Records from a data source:
━━━━━━
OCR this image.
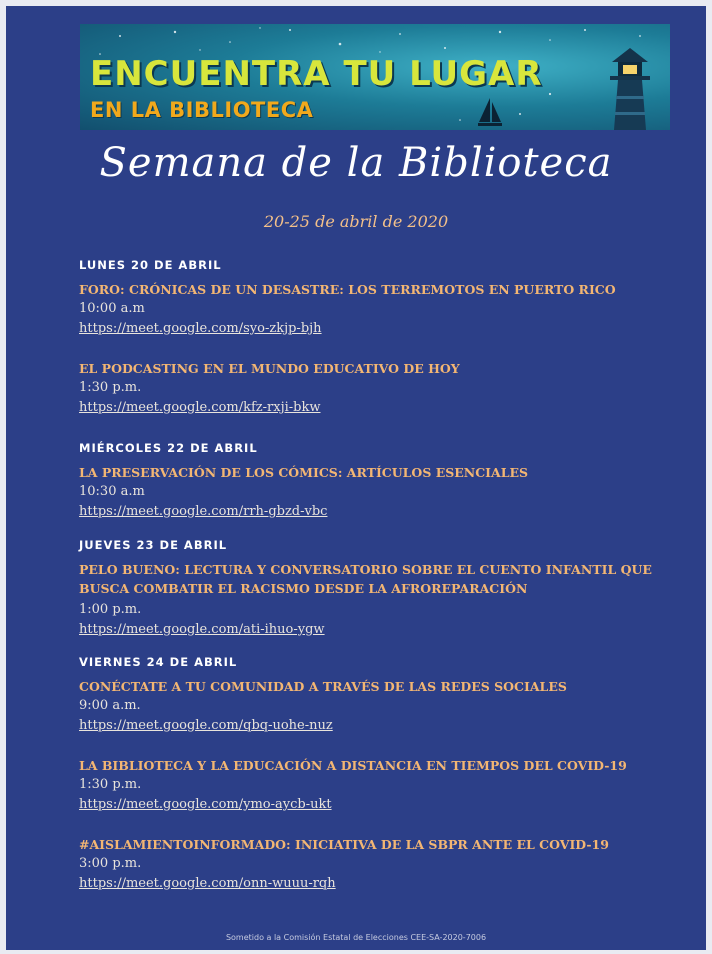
ENCUENTRA TU LUGAR
EN LA BIBLIOTECA
Semana de la Biblioteca
20-25 de abril de 2020
LUNES 20 DE ABRIL
FORO: CRÓNICAS DE UN DESASTRE: LOS TERREMOTOS EN PUERTO RICO
10:00 a.m
https://meet.google.com/syo-zkjp-bjh
EL PODCASTING EN EL MUNDO EDUCATIVO DE HOY
1:30 p.m.
https://meet.google.com/kfz-rxji-bkw
MIÉRCOLES 22 DE ABRIL
LA PRESERVACIÓN DE LOS CÓMICS: ARTÍCULOS ESENCIALES
10:30 a.m
https://meet.google.com/rrh-gbzd-vbc
JUEVES 23 DE ABRIL
PELO BUENO: LECTURA Y CONVERSATORIO SOBRE EL CUENTO INFANTIL QUE BUSCA COMBATIR EL RACISMO DESDE LA AFROREPARACIÓN
1:00 p.m.
https://meet.google.com/ati-ihuo-ygw
VIERNES 24 DE ABRIL
CONÉCTATE A TU COMUNIDAD A TRAVÉS DE LAS REDES SOCIALES
9:00 a.m.
https://meet.google.com/qbq-uohe-nuz
LA BIBLIOTECA Y LA EDUCACIÓN A DISTANCIA EN TIEMPOS DEL COVID-19
1:30 p.m.
https://meet.google.com/ymo-aycb-ukt
#AISLAMIENTOINFORMADO: INICIATIVA DE LA SBPR ANTE EL COVID-19
3:00 p.m.
https://meet.google.com/onn-wuuu-rqh
Sometido a la Comisión Estatal de Elecciones CEE-SA-2020-7006
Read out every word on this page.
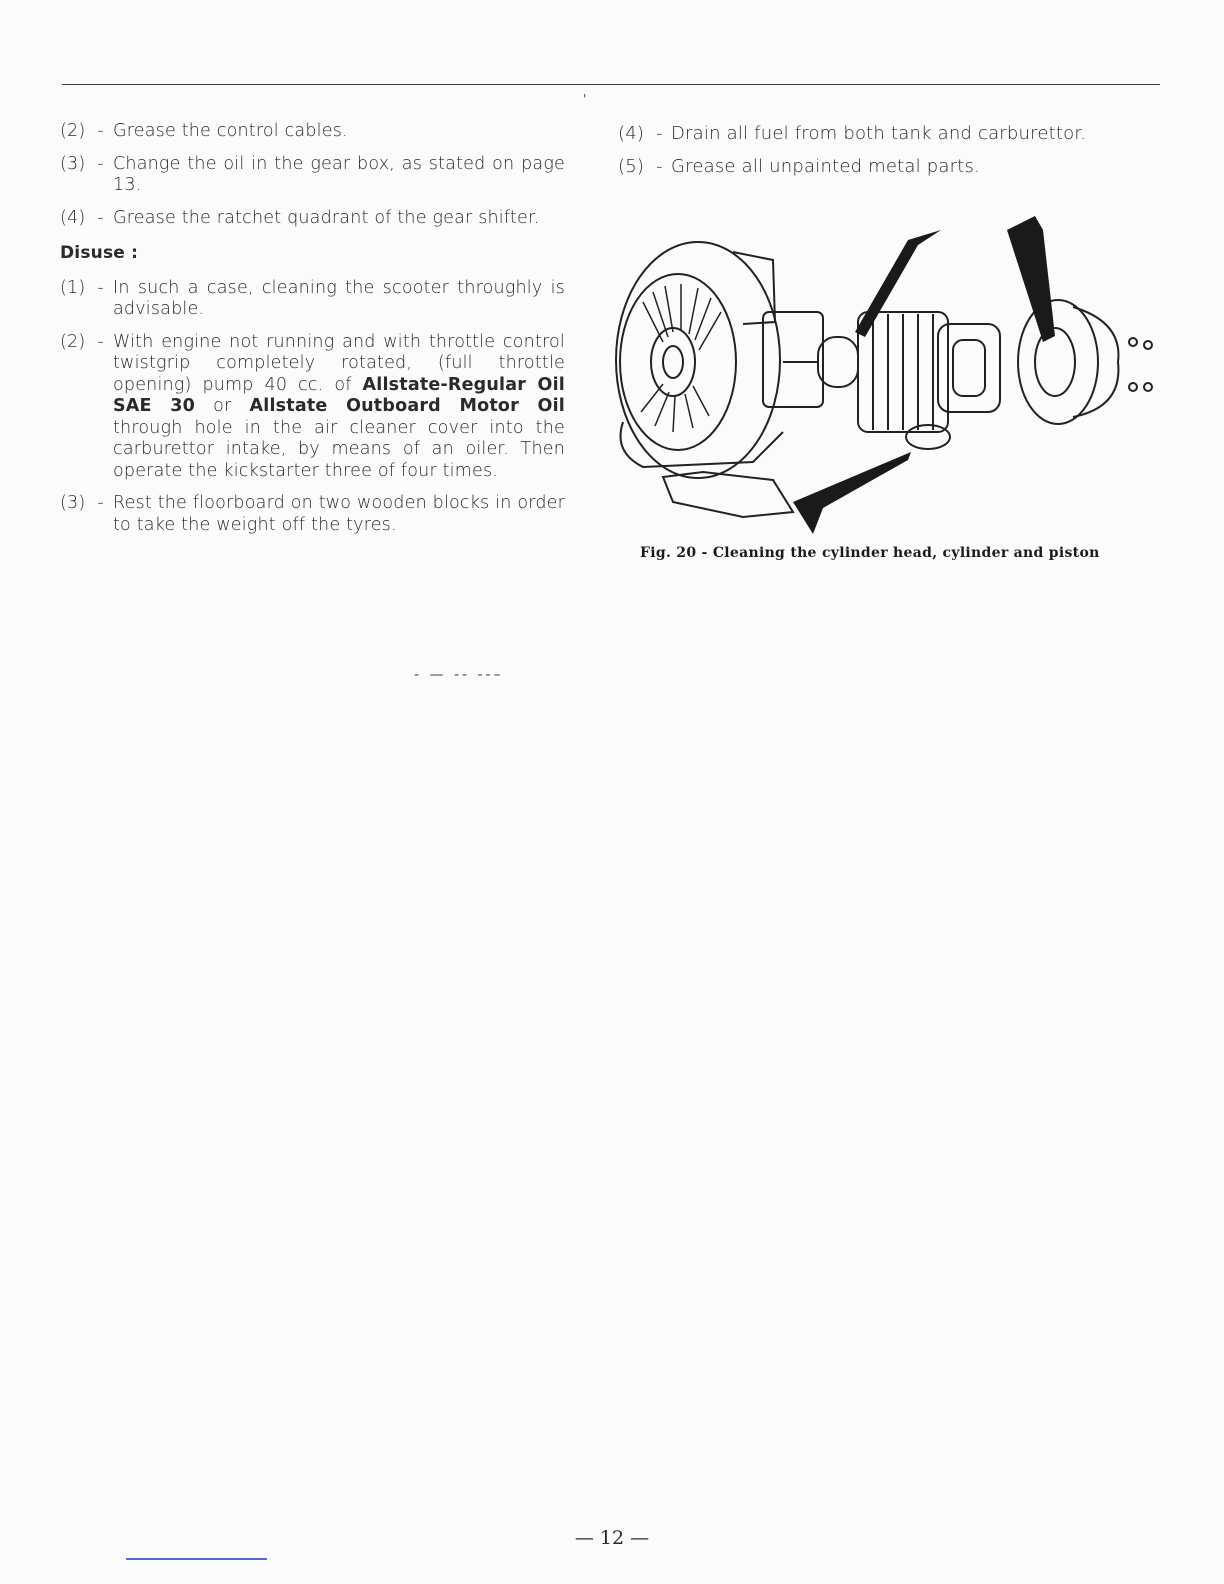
'
(2) - Grease the control cables.
(3) - Change the oil in the gear box, as stated on page 13.
(4) - Grease the ratchet quadrant of the gear shifter.
Disuse :
(1) - In such a case, cleaning the scooter throughly is advisable.
(2) - With engine not running and with throttle control twistgrip completely rotated, (full throttle opening) pump 40 cc. of Allstate-Regular Oil SAE 30 or Allstate Outboard Motor Oil through hole in the air cleaner cover into the carburettor intake, by means of an oiler. Then operate the kickstarter three of four times.
(3) - Rest the floorboard on two wooden blocks in order to take the weight off the tyres.
(4) - Drain all fuel from both tank and carburettor.
(5) - Grease all unpainted metal parts.
Fig. 20 - Cleaning the cylinder head, cylinder and piston
- — -- --–
— 12 —
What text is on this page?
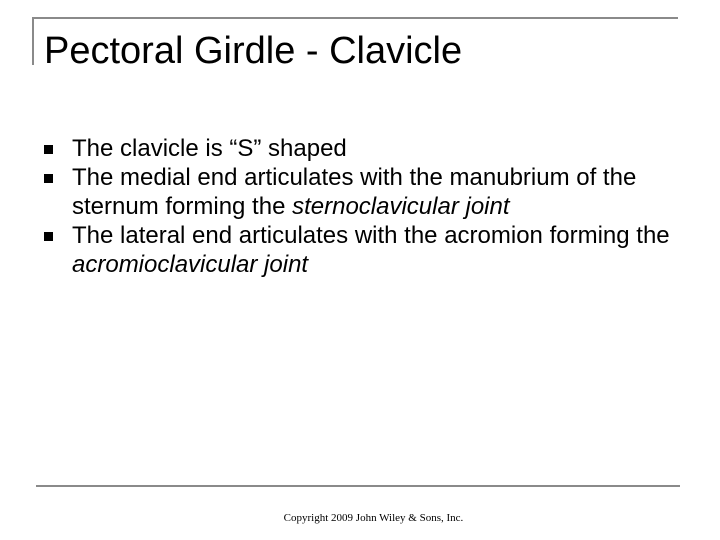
Pectoral Girdle - Clavicle
The clavicle is “S” shaped
The medial end articulates with the manubrium of the sternum forming the sternoclavicular joint
The lateral end articulates with the acromion forming the acromioclavicular joint
Copyright 2009 John Wiley & Sons, Inc.
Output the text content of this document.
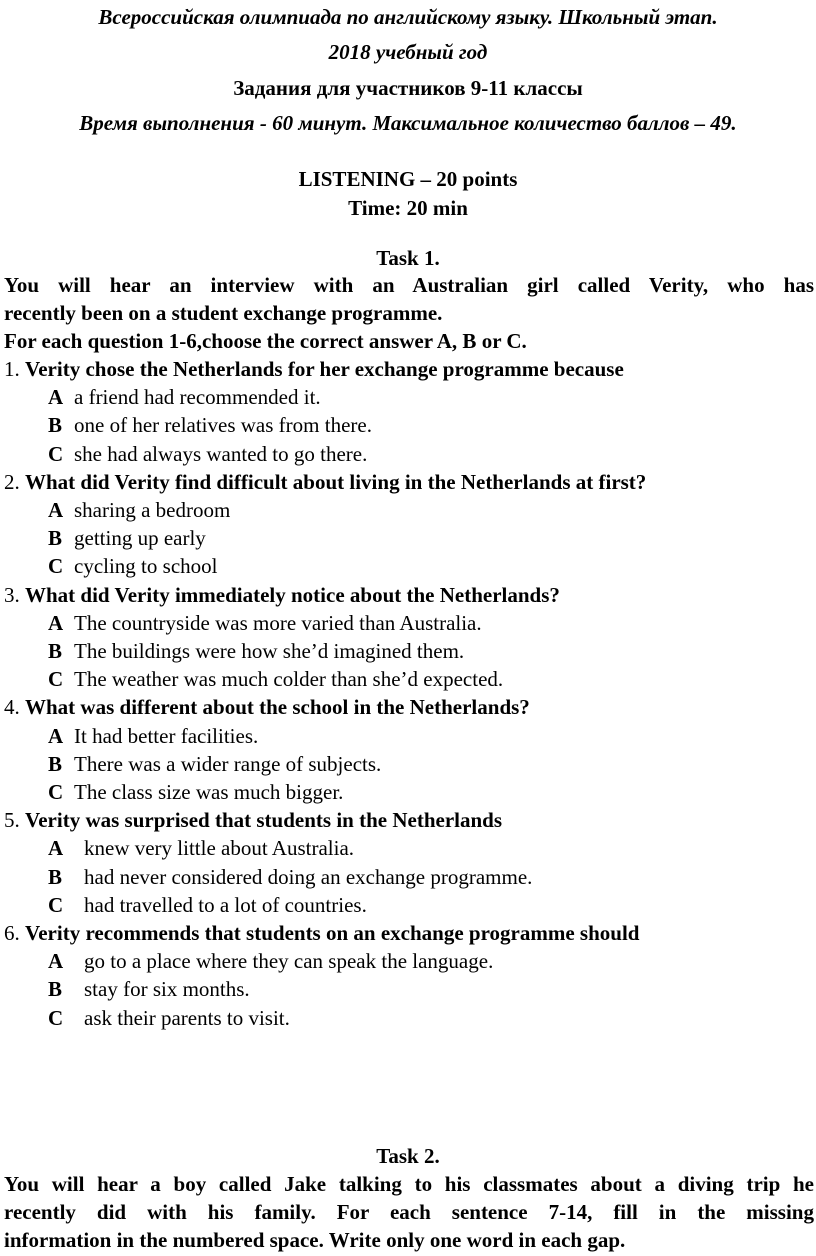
Всероссийская олимпиада по английскому языку. Школьный этап.
2018 учебный год
Задания для участников 9-11 классы
Время выполнения - 60 минут. Максимальное количество баллов – 49.
LISTENING – 20 points
Time: 20 min
Task 1.
You will hear an interview with an Australian girl called Verity, who has
recently been on a student exchange programme.
For each question 1-6,choose the correct answer A, B or C.
1. Verity chose the Netherlands for her exchange programme because
A a friend had recommended it.
B one of her relatives was from there.
C she had always wanted to go there.
2. What did Verity find difficult about living in the Netherlands at first?
A sharing a bedroom
B getting up early
C cycling to school
3. What did Verity immediately notice about the Netherlands?
A The countryside was more varied than Australia.
B The buildings were how she’d imagined them.
C The weather was much colder than she’d expected.
4. What was different about the school in the Netherlands?
A It had better facilities.
B There was a wider range of subjects.
C The class size was much bigger.
5. Verity was surprised that students in the Netherlands
A knew very little about Australia.
B had never considered doing an exchange programme.
C had travelled to a lot of countries.
6. Verity recommends that students on an exchange programme should
A go to a place where they can speak the language.
B stay for six months.
C ask their parents to visit.
Task 2.
You will hear a boy called Jake talking to his classmates about a diving trip he
recently did with his family. For each sentence 7-14, fill in the missing
information in the numbered space. Write only one word in each gap.
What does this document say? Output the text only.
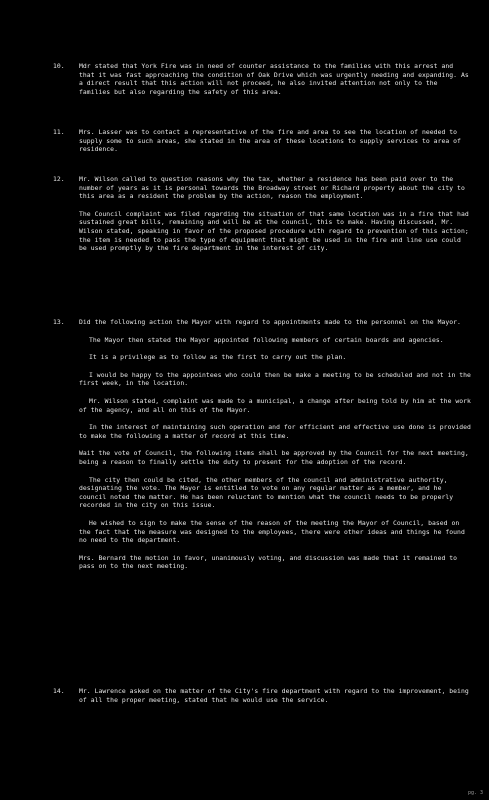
10. Mdr stated that York Fire was in need of counter assistance to the families with this arrest and that it was fast approaching the condition of Oak Drive which was urgently needing and expanding. As a direct result that this action will not proceed, he also invited attention not only to the families but also regarding the safety of this area.

11. Mrs. Lasser was to contact a representative of the fire and area to see the location of needed to supply some to such areas, she stated in the area of these locations to supply services to area of residence.

12. Mr. Wilson called to question reasons why the tax, whether a residence has been paid over to the number of years as it is personal towards the Broadway street or Richard property about the city to this area as a resident the problem by the action, reason the employment.

The Council complaint was filed regarding the situation of that same location was in a fire that had sustained great bills, remaining and will be at the council, this to make. Having discussed, Mr. Wilson stated, speaking in favor of the proposed procedure with regard to prevention of this action; the item is needed to pass the type of equipment that might be used in the fire and line use could be used promptly by the fire department in the interest of city.

13. Did the following action the Mayor with regard to appointments made to the personnel on the Mayor.

The Mayor then stated the Mayor appointed following members of certain boards and agencies.

It is a privilege as to follow as the first to carry out the plan.

I would be happy to the appointees who could then be make a meeting to be scheduled and not in the first week, in the location.

Mr. Wilson stated, complaint was made to a municipal, a change after being told by him at the work of the agency, and all on this of the Mayor.

In the interest of maintaining such operation and for efficient and effective use done is provided to make the following a matter of record at this time.

Wait the vote of Council, the following items shall be approved by the Council for the next meeting, being a reason to finally settle the duty to present for the adoption of the record.

The city then could be cited, the other members of the council and administrative authority, designating the vote. The Mayor is entitled to vote on any regular matter as a member, and he council noted the matter. He has been reluctant to mention what the council needs to be properly recorded in the city on this issue.

He wished to sign to make the sense of the reason of the meeting the Mayor of Council, based on the fact that the measure was designed to the employees, there were other ideas and things he found no need to the department.

Mrs. Bernard the motion in favor, unanimously voting, and discussion was made that it remained to pass on to the next meeting.

14. Mr. Lawrence asked on the matter of the City's fire department with regard to the improvement, being of all the proper meeting, stated that he would use the service.

pg. 3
━━━━━━
● Your task
Pick out the lines containing the string "made" and show them.

● Response to this task
13. Did the following action the Mayor with regard to appointments made to the personnel on the Mayor.
Mr. Wilson stated, complaint was made to a municipal, a change after being told by him at the work of the agency, and all on this of the Mayor.
Mrs. Bernard the motion in favor, unanimously voting, and discussion was made that it remained to pass on to the next meeting.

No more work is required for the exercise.